### GOAL OF THE EXERCISE
Copy out every line in the entries below that includes "legend".

### DATA SHOWN
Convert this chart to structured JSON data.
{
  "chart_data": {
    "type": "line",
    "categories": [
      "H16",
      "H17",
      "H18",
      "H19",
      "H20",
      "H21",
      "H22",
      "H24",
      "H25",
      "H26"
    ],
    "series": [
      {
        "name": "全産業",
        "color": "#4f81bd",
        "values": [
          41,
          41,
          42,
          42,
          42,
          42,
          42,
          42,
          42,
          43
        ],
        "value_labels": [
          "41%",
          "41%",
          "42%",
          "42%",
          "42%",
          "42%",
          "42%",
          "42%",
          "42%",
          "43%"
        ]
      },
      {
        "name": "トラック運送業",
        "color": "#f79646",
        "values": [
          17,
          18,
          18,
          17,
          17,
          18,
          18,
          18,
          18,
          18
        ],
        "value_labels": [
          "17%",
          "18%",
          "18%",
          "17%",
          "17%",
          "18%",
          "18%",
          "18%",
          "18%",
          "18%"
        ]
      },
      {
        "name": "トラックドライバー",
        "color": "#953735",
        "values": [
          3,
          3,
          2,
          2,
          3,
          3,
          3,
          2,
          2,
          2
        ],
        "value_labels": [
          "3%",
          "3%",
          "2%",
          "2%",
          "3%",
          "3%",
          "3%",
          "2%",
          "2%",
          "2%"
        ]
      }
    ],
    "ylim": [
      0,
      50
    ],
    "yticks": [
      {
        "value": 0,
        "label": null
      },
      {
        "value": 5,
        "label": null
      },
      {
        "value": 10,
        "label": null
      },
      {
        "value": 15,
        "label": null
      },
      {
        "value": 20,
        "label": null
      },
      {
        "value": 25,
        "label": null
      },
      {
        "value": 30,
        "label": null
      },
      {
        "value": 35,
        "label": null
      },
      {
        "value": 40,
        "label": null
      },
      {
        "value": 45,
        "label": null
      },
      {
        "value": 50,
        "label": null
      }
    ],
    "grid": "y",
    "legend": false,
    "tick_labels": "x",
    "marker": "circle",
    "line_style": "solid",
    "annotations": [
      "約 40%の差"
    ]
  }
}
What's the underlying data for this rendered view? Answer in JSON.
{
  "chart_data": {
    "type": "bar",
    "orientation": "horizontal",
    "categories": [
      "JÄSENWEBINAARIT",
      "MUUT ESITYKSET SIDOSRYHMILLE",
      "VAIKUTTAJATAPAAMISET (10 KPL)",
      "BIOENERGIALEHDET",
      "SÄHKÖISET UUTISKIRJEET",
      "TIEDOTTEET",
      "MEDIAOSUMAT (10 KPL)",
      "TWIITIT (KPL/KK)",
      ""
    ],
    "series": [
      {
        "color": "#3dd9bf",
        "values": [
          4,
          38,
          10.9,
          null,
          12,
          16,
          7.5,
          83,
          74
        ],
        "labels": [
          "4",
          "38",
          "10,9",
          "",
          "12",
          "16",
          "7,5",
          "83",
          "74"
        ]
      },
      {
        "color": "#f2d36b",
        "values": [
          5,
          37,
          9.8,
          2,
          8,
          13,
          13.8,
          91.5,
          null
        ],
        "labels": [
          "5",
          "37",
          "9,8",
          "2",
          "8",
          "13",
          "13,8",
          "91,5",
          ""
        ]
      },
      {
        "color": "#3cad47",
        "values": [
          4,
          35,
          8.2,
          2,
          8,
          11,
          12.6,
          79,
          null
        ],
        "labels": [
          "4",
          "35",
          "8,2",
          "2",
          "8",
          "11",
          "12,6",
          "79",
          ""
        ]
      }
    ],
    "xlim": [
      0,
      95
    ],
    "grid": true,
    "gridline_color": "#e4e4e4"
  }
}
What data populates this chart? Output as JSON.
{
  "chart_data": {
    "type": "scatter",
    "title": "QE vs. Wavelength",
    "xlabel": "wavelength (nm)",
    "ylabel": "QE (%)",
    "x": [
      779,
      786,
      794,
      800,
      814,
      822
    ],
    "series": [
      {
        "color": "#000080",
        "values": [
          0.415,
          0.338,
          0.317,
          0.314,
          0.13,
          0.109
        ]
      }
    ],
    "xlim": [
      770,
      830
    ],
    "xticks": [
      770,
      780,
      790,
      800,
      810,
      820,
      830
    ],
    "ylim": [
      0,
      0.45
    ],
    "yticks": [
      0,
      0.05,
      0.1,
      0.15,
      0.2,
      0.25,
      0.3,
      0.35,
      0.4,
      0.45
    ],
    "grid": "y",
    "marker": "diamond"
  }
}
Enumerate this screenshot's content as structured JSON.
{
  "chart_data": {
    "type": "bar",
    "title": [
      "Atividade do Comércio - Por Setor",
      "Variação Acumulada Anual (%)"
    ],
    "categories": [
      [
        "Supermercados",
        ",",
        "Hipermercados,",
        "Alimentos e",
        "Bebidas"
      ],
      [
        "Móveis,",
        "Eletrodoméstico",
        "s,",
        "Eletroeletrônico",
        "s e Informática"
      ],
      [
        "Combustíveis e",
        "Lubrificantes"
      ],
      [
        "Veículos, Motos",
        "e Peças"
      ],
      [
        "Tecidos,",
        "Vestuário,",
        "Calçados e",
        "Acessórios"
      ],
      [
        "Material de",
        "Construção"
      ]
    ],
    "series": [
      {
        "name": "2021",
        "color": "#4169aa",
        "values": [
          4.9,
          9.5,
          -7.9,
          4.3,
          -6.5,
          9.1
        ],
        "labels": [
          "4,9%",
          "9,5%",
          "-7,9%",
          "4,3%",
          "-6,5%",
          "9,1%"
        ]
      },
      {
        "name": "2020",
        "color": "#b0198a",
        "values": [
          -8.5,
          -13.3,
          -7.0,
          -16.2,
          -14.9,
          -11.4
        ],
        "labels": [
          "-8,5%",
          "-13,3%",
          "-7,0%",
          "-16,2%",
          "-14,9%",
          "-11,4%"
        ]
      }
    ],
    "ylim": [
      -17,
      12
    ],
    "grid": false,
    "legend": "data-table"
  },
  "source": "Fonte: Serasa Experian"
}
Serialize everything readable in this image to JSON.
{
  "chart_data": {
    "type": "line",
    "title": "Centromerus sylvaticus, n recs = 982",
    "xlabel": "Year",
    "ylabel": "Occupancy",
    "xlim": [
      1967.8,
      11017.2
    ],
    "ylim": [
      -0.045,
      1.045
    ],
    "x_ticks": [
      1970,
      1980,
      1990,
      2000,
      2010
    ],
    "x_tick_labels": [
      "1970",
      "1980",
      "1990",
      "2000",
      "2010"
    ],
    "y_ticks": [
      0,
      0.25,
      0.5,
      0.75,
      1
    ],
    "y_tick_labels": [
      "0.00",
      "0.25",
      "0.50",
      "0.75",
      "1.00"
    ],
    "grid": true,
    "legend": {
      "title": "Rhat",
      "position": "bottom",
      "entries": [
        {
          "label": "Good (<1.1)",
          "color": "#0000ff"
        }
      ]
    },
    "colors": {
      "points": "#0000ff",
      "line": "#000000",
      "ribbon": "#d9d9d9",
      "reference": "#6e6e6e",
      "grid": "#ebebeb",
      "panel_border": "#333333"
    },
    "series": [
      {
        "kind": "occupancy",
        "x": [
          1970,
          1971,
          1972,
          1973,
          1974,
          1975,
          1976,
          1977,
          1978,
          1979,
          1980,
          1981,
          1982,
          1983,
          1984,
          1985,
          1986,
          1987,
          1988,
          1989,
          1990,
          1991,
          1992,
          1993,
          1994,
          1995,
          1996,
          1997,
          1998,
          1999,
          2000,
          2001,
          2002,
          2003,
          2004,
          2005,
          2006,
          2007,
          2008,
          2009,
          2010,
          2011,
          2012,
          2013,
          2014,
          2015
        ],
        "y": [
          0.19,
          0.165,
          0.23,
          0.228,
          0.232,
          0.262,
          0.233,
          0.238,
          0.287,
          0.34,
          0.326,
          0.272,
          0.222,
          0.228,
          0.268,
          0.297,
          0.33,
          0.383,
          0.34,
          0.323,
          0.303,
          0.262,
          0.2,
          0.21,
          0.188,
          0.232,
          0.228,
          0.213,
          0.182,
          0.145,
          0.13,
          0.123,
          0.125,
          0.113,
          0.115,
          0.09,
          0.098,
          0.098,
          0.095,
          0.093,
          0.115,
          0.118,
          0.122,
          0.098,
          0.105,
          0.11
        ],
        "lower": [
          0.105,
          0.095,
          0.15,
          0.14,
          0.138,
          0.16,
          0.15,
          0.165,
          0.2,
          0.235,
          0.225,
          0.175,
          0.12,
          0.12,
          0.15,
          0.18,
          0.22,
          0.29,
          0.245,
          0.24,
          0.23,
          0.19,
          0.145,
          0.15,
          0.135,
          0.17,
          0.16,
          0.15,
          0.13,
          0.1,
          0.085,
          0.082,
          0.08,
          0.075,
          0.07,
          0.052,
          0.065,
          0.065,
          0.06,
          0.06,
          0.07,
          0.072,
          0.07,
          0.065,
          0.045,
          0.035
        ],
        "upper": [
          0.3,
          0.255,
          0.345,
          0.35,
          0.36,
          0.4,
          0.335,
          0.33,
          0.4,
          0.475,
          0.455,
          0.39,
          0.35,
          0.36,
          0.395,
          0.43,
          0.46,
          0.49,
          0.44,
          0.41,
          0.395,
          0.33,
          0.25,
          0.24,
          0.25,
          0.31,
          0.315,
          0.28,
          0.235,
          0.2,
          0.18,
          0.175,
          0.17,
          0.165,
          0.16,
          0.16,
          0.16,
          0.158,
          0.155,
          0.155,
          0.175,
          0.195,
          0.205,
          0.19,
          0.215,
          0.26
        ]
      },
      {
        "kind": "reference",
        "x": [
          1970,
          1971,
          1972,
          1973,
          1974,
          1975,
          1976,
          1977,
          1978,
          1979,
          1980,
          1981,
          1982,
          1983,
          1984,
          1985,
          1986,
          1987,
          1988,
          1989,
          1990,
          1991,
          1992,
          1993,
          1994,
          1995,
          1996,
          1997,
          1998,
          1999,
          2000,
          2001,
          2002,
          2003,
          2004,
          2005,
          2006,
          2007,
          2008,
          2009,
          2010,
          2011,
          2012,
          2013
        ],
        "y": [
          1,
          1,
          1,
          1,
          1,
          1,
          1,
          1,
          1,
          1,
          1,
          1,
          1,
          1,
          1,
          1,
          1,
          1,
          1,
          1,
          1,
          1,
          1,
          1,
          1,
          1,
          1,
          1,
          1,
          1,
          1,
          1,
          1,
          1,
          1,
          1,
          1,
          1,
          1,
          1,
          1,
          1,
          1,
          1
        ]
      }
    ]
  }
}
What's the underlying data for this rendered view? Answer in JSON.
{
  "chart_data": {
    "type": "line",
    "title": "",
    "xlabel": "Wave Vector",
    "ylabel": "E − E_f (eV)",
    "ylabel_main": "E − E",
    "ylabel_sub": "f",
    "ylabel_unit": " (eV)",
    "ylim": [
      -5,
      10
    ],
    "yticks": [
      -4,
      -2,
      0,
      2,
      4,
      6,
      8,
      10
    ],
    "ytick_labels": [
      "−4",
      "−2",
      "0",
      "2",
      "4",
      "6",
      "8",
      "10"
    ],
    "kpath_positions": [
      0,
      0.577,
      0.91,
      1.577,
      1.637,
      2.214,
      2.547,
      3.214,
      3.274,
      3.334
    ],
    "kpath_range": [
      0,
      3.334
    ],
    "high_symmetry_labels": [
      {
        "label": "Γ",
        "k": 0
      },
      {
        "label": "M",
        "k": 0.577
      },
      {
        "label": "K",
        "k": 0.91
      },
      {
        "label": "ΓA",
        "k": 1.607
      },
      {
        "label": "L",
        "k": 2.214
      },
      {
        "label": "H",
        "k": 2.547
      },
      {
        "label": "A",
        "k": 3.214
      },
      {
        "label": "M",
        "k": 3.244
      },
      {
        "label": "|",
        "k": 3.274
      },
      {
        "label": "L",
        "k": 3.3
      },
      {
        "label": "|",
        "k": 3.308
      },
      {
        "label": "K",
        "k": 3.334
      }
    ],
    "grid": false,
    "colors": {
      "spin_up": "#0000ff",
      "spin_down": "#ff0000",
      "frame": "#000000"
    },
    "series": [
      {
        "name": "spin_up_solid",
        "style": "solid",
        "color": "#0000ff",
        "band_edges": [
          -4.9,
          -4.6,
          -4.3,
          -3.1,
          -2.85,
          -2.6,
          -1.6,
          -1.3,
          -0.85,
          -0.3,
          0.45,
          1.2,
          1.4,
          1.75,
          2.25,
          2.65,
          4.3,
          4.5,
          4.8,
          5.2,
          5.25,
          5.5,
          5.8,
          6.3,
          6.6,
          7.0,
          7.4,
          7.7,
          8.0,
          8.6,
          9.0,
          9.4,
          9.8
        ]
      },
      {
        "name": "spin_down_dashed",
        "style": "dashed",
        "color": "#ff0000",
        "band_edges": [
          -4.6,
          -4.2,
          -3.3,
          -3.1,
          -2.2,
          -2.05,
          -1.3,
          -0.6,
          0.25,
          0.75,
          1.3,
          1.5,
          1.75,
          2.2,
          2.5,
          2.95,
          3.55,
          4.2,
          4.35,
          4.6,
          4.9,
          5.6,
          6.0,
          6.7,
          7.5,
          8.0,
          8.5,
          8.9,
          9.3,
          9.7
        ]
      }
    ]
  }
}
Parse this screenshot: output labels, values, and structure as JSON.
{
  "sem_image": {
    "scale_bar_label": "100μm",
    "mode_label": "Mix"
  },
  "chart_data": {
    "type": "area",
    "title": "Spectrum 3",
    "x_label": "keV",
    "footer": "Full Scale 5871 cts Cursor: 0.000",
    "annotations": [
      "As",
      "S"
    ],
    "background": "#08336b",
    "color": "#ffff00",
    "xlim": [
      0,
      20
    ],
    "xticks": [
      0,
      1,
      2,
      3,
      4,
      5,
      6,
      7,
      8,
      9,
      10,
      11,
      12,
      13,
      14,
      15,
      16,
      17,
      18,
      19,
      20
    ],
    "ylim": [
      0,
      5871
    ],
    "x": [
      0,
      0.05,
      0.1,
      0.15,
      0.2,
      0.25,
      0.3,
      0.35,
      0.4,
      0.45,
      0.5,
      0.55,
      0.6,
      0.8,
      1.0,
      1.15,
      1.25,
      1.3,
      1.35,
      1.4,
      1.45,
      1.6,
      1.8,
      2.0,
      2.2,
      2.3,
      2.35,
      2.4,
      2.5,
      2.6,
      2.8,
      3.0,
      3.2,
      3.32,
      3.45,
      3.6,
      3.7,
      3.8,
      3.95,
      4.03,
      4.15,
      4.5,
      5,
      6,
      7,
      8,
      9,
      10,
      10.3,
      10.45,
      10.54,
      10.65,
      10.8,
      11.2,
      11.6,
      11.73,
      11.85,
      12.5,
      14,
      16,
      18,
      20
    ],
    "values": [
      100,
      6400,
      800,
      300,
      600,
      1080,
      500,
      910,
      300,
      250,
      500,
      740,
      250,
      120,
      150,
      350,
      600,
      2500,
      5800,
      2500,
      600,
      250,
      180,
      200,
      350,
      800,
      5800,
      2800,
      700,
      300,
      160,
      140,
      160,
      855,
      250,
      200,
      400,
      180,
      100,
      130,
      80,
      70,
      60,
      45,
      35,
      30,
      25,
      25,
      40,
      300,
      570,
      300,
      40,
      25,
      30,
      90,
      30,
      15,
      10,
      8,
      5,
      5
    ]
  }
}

### SOLUTION TO THIS EXERCISE
    "legend": false,
    "legend": "data-table"
    "legend": {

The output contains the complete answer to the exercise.